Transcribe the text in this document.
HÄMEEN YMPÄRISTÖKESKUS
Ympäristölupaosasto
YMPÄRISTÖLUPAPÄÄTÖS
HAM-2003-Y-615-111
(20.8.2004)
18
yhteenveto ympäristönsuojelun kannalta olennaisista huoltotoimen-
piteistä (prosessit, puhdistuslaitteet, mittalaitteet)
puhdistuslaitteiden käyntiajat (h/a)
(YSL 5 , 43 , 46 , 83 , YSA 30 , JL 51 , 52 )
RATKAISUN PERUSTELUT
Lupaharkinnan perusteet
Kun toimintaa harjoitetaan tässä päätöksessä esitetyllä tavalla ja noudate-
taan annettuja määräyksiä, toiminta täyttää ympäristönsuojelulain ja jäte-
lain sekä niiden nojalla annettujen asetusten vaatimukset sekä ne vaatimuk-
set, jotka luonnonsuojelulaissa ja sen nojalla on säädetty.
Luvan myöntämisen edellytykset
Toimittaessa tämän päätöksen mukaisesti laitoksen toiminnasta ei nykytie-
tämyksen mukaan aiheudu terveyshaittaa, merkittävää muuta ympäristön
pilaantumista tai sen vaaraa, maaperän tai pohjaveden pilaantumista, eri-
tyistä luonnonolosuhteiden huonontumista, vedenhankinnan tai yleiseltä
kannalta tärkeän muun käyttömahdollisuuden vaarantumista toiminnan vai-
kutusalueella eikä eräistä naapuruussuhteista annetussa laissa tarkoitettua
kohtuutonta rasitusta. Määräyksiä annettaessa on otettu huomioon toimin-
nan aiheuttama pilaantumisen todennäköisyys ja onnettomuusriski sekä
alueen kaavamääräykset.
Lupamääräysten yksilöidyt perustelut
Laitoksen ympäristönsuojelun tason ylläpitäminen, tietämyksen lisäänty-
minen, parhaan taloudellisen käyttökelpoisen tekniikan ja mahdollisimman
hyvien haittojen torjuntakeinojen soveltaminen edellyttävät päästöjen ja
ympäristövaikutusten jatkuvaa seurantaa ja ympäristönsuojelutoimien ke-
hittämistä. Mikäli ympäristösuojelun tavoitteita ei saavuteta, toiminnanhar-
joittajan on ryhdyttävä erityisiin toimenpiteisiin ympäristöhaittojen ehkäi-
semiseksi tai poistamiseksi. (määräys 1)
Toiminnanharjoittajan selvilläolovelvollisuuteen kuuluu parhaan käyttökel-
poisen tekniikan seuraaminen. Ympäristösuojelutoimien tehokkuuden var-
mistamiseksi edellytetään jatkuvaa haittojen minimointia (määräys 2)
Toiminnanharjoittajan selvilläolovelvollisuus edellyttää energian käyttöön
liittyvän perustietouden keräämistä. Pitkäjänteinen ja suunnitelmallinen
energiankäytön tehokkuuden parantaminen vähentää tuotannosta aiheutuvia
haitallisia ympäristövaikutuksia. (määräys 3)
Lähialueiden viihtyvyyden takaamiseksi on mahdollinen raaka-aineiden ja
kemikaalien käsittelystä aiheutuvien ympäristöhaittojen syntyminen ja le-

━━━━━━━━━━━━━━━━━━━━━━━━━━━━━━

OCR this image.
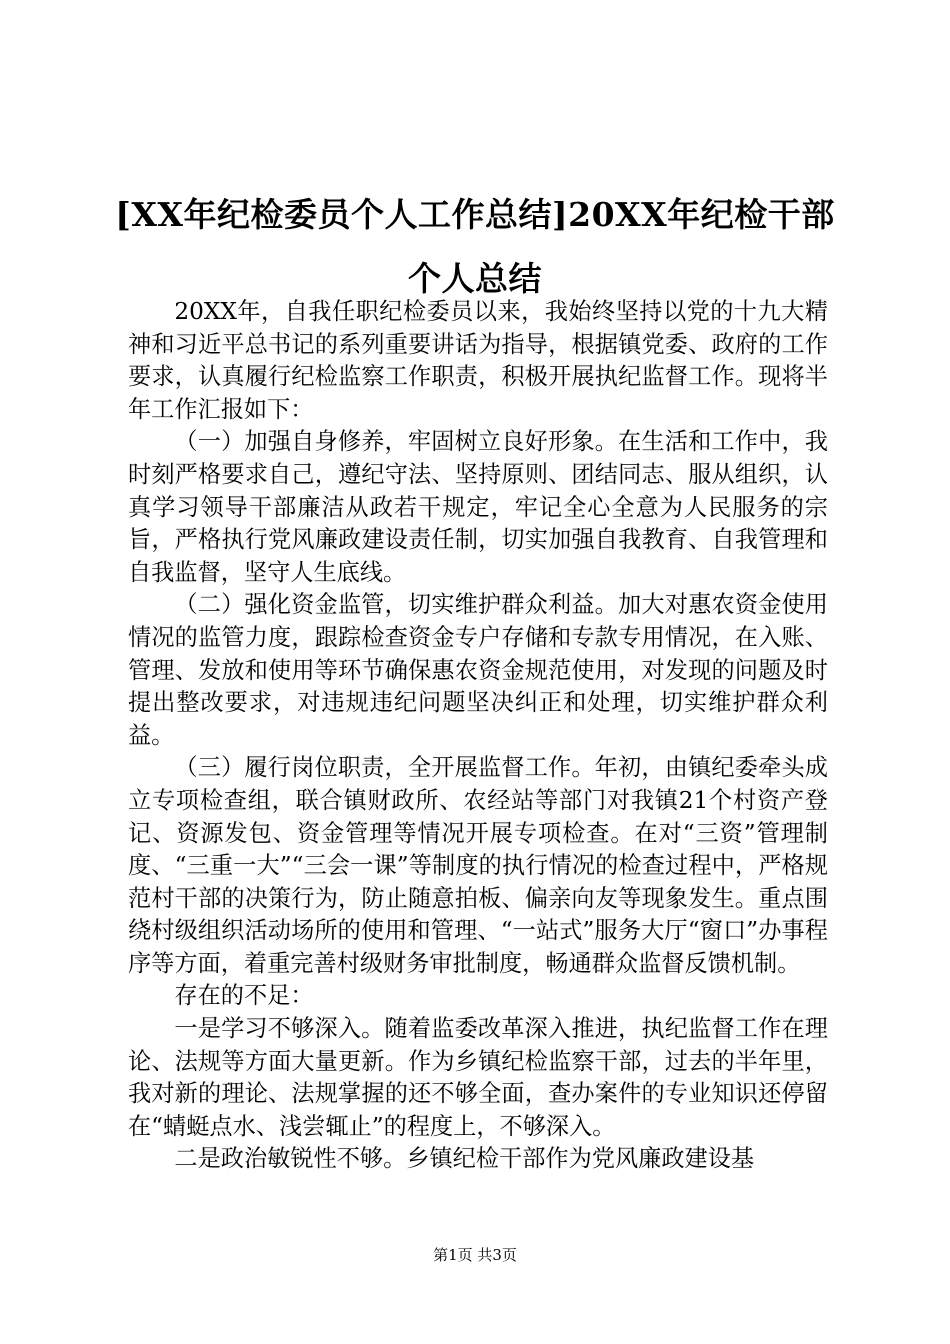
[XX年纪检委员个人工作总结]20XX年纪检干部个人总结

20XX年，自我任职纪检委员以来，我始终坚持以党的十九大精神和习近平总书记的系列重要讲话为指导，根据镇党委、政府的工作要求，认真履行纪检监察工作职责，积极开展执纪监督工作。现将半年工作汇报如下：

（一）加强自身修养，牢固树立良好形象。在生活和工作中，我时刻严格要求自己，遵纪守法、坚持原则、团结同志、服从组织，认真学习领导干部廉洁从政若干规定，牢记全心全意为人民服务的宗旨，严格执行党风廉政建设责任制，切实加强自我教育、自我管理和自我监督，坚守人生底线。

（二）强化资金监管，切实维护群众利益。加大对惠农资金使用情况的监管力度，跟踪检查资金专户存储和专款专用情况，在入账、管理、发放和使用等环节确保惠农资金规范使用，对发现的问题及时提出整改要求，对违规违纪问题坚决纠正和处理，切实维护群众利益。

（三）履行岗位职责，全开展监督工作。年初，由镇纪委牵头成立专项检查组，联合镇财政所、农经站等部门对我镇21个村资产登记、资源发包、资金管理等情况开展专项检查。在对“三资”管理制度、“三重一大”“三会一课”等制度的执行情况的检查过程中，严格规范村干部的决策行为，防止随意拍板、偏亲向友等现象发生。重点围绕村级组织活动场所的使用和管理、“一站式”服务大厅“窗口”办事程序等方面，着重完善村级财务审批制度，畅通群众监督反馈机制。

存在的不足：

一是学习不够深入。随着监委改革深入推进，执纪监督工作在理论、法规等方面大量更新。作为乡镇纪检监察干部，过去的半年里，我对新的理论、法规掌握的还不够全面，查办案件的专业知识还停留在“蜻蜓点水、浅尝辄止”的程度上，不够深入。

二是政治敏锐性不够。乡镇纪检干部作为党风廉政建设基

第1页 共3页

━━━━━━━━━━━━━━━━━━━━━━━━━━━━━━

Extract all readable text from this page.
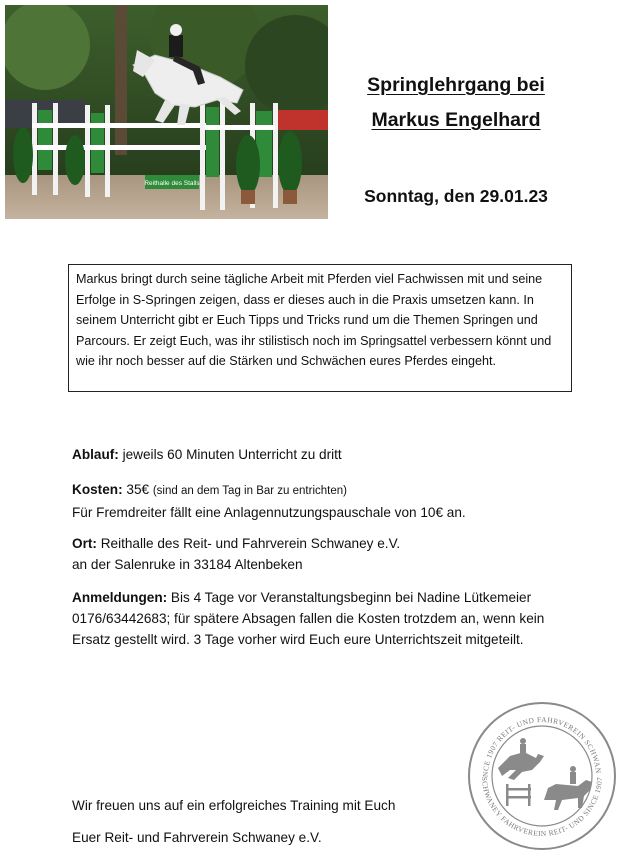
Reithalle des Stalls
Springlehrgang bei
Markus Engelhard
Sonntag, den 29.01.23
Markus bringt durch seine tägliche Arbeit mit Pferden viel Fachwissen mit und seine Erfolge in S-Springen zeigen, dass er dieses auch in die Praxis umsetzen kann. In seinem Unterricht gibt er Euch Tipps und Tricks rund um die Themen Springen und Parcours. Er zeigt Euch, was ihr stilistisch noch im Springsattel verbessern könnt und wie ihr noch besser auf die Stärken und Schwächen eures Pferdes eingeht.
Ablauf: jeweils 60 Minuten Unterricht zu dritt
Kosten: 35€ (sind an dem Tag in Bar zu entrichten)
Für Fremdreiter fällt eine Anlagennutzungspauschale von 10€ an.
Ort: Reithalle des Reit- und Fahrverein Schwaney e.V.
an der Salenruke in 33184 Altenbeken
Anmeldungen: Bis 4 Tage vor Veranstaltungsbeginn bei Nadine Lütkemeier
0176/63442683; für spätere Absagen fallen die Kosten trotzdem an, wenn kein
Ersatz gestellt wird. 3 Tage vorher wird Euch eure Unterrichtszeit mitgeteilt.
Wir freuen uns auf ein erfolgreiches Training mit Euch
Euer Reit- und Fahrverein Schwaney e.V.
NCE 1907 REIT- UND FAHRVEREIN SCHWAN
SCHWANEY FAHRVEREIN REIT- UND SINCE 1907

━━━━━━━━━━━━━━━━━━━━━━━━━━━━━━

Written instruction: Copy all lines from the material that hold "tehokkuuden".

Worked solution:
poisen tekniikan seuraaminen. Ympäristösuojelutoimien tehokkuuden var-
energiankäytön tehokkuuden parantaminen vähentää tuotannosta aiheutuvia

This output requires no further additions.